Stated goal
Write out exactly the lines below that run from the line containing "OCR this image." through the last line of the records.
▼
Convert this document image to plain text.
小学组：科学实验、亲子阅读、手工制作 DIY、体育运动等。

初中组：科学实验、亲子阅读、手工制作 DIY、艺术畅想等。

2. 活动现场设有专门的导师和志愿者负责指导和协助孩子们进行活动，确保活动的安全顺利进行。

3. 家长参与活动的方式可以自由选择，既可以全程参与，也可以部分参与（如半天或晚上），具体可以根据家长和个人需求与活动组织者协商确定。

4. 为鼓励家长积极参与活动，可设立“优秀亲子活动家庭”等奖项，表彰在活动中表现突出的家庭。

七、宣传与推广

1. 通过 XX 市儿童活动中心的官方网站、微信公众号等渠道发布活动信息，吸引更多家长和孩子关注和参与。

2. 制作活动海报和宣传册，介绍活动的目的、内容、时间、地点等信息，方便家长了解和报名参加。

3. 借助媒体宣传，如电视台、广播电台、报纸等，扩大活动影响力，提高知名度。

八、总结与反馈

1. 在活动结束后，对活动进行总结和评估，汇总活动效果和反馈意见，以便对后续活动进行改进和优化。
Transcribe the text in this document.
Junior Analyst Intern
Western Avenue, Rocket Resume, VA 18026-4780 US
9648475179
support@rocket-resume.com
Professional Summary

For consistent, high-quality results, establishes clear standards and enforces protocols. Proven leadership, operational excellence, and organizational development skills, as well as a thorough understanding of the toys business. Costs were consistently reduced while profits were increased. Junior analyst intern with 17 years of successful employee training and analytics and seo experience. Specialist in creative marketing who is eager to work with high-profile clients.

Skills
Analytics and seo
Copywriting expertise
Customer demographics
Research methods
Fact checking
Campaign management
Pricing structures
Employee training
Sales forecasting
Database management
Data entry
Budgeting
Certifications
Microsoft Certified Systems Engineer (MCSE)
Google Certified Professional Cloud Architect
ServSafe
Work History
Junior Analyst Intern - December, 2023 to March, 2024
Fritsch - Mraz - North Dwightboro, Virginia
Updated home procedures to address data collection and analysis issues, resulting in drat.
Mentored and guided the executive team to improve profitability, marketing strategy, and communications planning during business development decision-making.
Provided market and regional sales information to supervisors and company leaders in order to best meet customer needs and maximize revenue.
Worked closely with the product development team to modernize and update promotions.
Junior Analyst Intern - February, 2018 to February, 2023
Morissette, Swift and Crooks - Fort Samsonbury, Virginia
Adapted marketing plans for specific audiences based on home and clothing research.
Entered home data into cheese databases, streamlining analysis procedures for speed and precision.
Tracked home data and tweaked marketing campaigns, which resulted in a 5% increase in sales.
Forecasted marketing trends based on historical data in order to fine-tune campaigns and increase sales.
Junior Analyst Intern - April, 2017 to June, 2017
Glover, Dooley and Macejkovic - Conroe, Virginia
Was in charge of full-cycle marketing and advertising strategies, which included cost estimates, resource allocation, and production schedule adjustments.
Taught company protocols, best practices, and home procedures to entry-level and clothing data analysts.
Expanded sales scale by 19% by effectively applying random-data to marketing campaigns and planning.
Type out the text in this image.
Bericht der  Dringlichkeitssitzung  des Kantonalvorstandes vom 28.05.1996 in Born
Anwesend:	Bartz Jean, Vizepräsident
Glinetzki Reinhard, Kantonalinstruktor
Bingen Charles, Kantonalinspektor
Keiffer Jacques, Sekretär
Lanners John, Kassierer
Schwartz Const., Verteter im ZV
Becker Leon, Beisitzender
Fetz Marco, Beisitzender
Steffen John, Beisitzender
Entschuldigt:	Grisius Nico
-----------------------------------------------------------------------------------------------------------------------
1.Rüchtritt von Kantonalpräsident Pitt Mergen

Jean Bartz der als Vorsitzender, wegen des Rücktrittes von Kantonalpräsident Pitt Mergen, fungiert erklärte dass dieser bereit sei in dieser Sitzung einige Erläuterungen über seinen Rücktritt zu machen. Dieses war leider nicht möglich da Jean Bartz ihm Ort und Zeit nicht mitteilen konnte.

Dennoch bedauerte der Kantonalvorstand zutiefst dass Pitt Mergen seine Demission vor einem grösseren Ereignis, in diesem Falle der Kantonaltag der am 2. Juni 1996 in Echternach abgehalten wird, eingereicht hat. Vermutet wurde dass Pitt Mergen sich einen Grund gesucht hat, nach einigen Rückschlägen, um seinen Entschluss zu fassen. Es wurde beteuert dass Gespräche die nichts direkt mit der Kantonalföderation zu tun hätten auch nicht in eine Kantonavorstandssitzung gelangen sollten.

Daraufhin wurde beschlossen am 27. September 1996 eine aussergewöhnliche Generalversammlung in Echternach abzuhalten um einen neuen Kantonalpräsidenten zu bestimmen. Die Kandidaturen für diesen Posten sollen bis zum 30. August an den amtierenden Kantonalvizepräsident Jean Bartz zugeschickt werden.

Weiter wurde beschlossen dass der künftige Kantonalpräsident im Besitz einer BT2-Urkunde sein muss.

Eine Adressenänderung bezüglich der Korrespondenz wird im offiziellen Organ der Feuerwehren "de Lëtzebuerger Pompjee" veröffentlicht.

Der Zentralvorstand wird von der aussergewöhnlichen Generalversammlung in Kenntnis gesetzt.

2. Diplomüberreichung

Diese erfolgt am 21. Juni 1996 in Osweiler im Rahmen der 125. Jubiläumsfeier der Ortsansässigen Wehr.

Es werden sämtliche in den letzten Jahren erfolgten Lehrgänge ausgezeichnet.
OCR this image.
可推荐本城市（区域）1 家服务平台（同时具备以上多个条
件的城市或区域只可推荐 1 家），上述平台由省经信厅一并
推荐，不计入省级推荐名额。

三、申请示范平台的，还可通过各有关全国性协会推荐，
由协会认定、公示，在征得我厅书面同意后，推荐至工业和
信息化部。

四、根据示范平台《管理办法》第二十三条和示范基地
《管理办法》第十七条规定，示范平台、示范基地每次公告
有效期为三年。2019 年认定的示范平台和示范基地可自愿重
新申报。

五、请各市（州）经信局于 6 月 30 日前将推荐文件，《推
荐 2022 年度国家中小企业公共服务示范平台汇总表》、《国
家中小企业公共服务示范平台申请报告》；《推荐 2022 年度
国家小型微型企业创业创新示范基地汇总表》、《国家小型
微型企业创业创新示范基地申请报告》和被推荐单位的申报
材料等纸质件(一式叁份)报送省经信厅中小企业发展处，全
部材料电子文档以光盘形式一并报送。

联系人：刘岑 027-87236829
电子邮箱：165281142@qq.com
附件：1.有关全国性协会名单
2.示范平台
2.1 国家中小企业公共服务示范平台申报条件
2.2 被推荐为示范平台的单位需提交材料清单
▲
Full response
OCR this image.
可推荐本城市（区域）1 家服务平台（同时具备以上多个条
件的城市或区域只可推荐 1 家），上述平台由省经信厅一并
推荐，不计入省级推荐名额。

三、申请示范平台的，还可通过各有关全国性协会推荐，
由协会认定、公示，在征得我厅书面同意后，推荐至工业和
信息化部。

四、根据示范平台《管理办法》第二十三条和示范基地
《管理办法》第十七条规定，示范平台、示范基地每次公告
有效期为三年。2019 年认定的示范平台和示范基地可自愿重
新申报。

五、请各市（州）经信局于 6 月 30 日前将推荐文件，《推
荐 2022 年度国家中小企业公共服务示范平台汇总表》、《国
家中小企业公共服务示范平台申请报告》；《推荐 2022 年度
国家小型微型企业创业创新示范基地汇总表》、《国家小型
微型企业创业创新示范基地申请报告》和被推荐单位的申报
材料等纸质件(一式叁份)报送省经信厅中小企业发展处，全
部材料电子文档以光盘形式一并报送。

联系人：刘岑 027-87236829
电子邮箱：165281142@qq.com
附件：1.有关全国性协会名单
2.示范平台
2.1 国家中小企业公共服务示范平台申报条件
2.2 被推荐为示范平台的单位需提交材料清单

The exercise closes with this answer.